### EXERCISE DESCRIPTION
All entries are to be quoted exactly; the images stay out of the copy.

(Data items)
+ + +
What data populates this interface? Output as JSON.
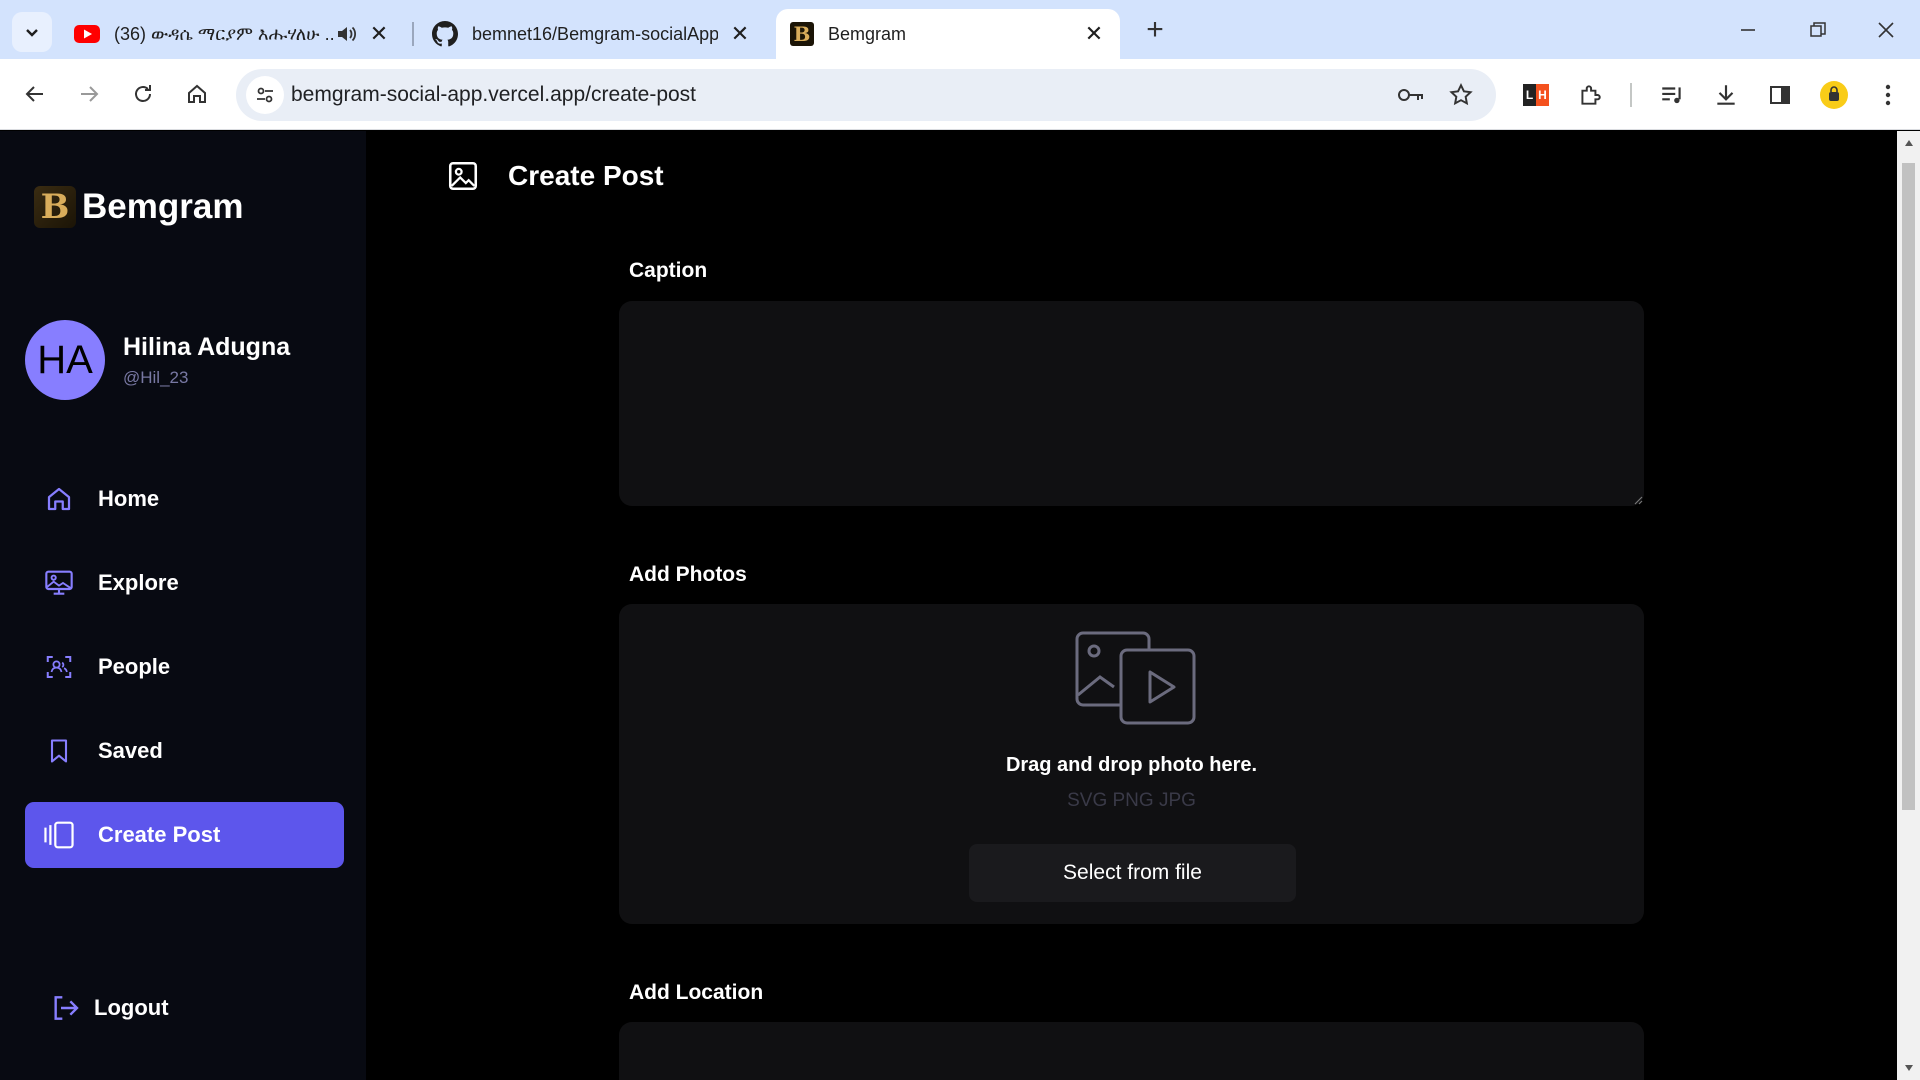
{
  "browser": {
    "tabs": [
      {
        "title": "(36) ውዳሴ ማርያም እሑሃለሁ ..",
        "favicon": "youtube-icon"
      },
      {
        "title": "bemnet16/Bemgram-socialApp",
        "favicon": "github-icon"
      },
      {
        "title": "Bemgram",
        "favicon": "bemgram-icon"
      }
    ],
    "url": "bemgram-social-app.vercel.app/create-post",
    "accent": "#d3e3fd"
  },
  "app": {
    "brand": "Bemgram",
    "profile": {
      "initials": "HA",
      "name": "Hilina Adugna",
      "handle": "@Hil_23"
    },
    "nav": [
      {
        "label": "Home",
        "icon": "home-icon"
      },
      {
        "label": "Explore",
        "icon": "explore-icon"
      },
      {
        "label": "People",
        "icon": "people-icon"
      },
      {
        "label": "Saved",
        "icon": "bookmark-icon"
      },
      {
        "label": "Create Post",
        "icon": "create-post-icon",
        "active": true
      }
    ],
    "logout": "Logout",
    "colors": {
      "primary": "#5d56ec",
      "avatar": "#877eff",
      "sidebar": "#080a12"
    }
  },
  "main": {
    "title": "Create Post",
    "caption_label": "Caption",
    "caption_value": "",
    "photos_label": "Add Photos",
    "photo_hint": "Drag and drop photo here.",
    "photo_types": "SVG PNG JPG",
    "select_button": "Select from file",
    "location_label": "Add Location",
    "location_value": ""
  }
}
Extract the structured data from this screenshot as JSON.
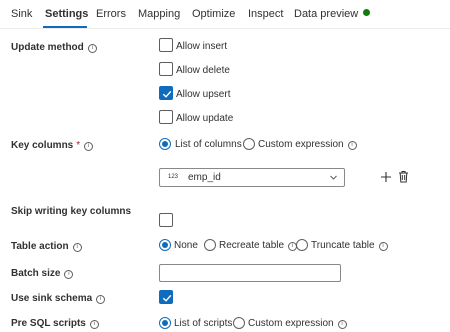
{
  "tabs": [
    {
      "label": "Sink",
      "active": false
    },
    {
      "label": "Settings",
      "active": true
    },
    {
      "label": "Errors",
      "active": false
    },
    {
      "label": "Mapping",
      "active": false
    },
    {
      "label": "Optimize",
      "active": false
    },
    {
      "label": "Inspect",
      "active": false
    },
    {
      "label": "Data preview",
      "active": false,
      "status_color": "#107c10"
    }
  ],
  "accent_color": "#0f6cbd",
  "update_method": {
    "label": "Update method",
    "options": [
      {
        "label": "Allow insert",
        "checked": false
      },
      {
        "label": "Allow delete",
        "checked": false
      },
      {
        "label": "Allow upsert",
        "checked": true
      },
      {
        "label": "Allow update",
        "checked": false
      }
    ]
  },
  "key_columns": {
    "label": "Key columns",
    "required_mark": "*",
    "options": [
      {
        "label": "List of columns",
        "selected": true
      },
      {
        "label": "Custom expression",
        "selected": false
      }
    ],
    "column": {
      "type_badge": "123",
      "value": "emp_id"
    }
  },
  "skip_writing": {
    "label": "Skip writing key columns",
    "checked": false
  },
  "table_action": {
    "label": "Table action",
    "options": [
      {
        "label": "None",
        "selected": true
      },
      {
        "label": "Recreate table",
        "selected": false
      },
      {
        "label": "Truncate table",
        "selected": false
      }
    ]
  },
  "batch_size": {
    "label": "Batch size",
    "value": ""
  },
  "use_sink_schema": {
    "label": "Use sink schema",
    "checked": true
  },
  "pre_sql": {
    "label": "Pre SQL scripts",
    "options": [
      {
        "label": "List of scripts",
        "selected": true
      },
      {
        "label": "Custom expression",
        "selected": false
      }
    ]
  },
  "icons": {
    "info": "info-icon",
    "add": "add-icon",
    "delete": "trash-icon",
    "dropdown": "chevron-down-icon",
    "check": "checkmark-icon"
  }
}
+ + +
### RESULT
What data populates this interface? Output as JSON.
{
  "browser": {
    "tabs": [
      {
        "title": "(36) ውዳሴ ማርያም እሑሃለሁ ..",
        "favicon": "youtube-icon"
      },
      {
        "title": "bemnet16/Bemgram-socialApp",
        "favicon": "github-icon"
      },
      {
        "title": "Bemgram",
        "favicon": "bemgram-icon"
      }
    ],
    "url": "bemgram-social-app.vercel.app/create-post",
    "accent": "#d3e3fd"
  },
  "app": {
    "brand": "Bemgram",
    "profile": {
      "initials": "HA",
      "name": "Hilina Adugna",
      "handle": "@Hil_23"
    },
    "nav": [
      {
        "label": "Home",
        "icon": "home-icon"
      },
      {
        "label": "Explore",
        "icon": "explore-icon"
      },
      {
        "label": "People",
        "icon": "people-icon"
      },
      {
        "label": "Saved",
        "icon": "bookmark-icon"
      },
      {
        "label": "Create Post",
        "icon": "create-post-icon",
        "active": true
      }
    ],
    "logout": "Logout",
    "colors": {
      "primary": "#5d56ec",
      "avatar": "#877eff",
      "sidebar": "#080a12"
    }
  },
  "main": {
    "title": "Create Post",
    "caption_label": "Caption",
    "caption_value": "",
    "photos_label": "Add Photos",
    "photo_hint": "Drag and drop photo here.",
    "photo_types": "SVG PNG JPG",
    "select_button": "Select from file",
    "location_label": "Add Location",
    "location_value": ""
  }
}
Extract the structured data from this screenshot as JSON.
{
  "tabs": [
    {
      "label": "Sink",
      "active": false
    },
    {
      "label": "Settings",
      "active": true
    },
    {
      "label": "Errors",
      "active": false
    },
    {
      "label": "Mapping",
      "active": false
    },
    {
      "label": "Optimize",
      "active": false
    },
    {
      "label": "Inspect",
      "active": false
    },
    {
      "label": "Data preview",
      "active": false,
      "status_color": "#107c10"
    }
  ],
  "accent_color": "#0f6cbd",
  "update_method": {
    "label": "Update method",
    "options": [
      {
        "label": "Allow insert",
        "checked": false
      },
      {
        "label": "Allow delete",
        "checked": false
      },
      {
        "label": "Allow upsert",
        "checked": true
      },
      {
        "label": "Allow update",
        "checked": false
      }
    ]
  },
  "key_columns": {
    "label": "Key columns",
    "required_mark": "*",
    "options": [
      {
        "label": "List of columns",
        "selected": true
      },
      {
        "label": "Custom expression",
        "selected": false
      }
    ],
    "column": {
      "type_badge": "123",
      "value": "emp_id"
    }
  },
  "skip_writing": {
    "label": "Skip writing key columns",
    "checked": false
  },
  "table_action": {
    "label": "Table action",
    "options": [
      {
        "label": "None",
        "selected": true
      },
      {
        "label": "Recreate table",
        "selected": false
      },
      {
        "label": "Truncate table",
        "selected": false
      }
    ]
  },
  "batch_size": {
    "label": "Batch size",
    "value": ""
  },
  "use_sink_schema": {
    "label": "Use sink schema",
    "checked": true
  },
  "pre_sql": {
    "label": "Pre SQL scripts",
    "options": [
      {
        "label": "List of scripts",
        "selected": true
      },
      {
        "label": "Custom expression",
        "selected": false
      }
    ]
  },
  "icons": {
    "info": "info-icon",
    "add": "add-icon",
    "delete": "trash-icon",
    "dropdown": "chevron-down-icon",
    "check": "checkmark-icon"
  }
}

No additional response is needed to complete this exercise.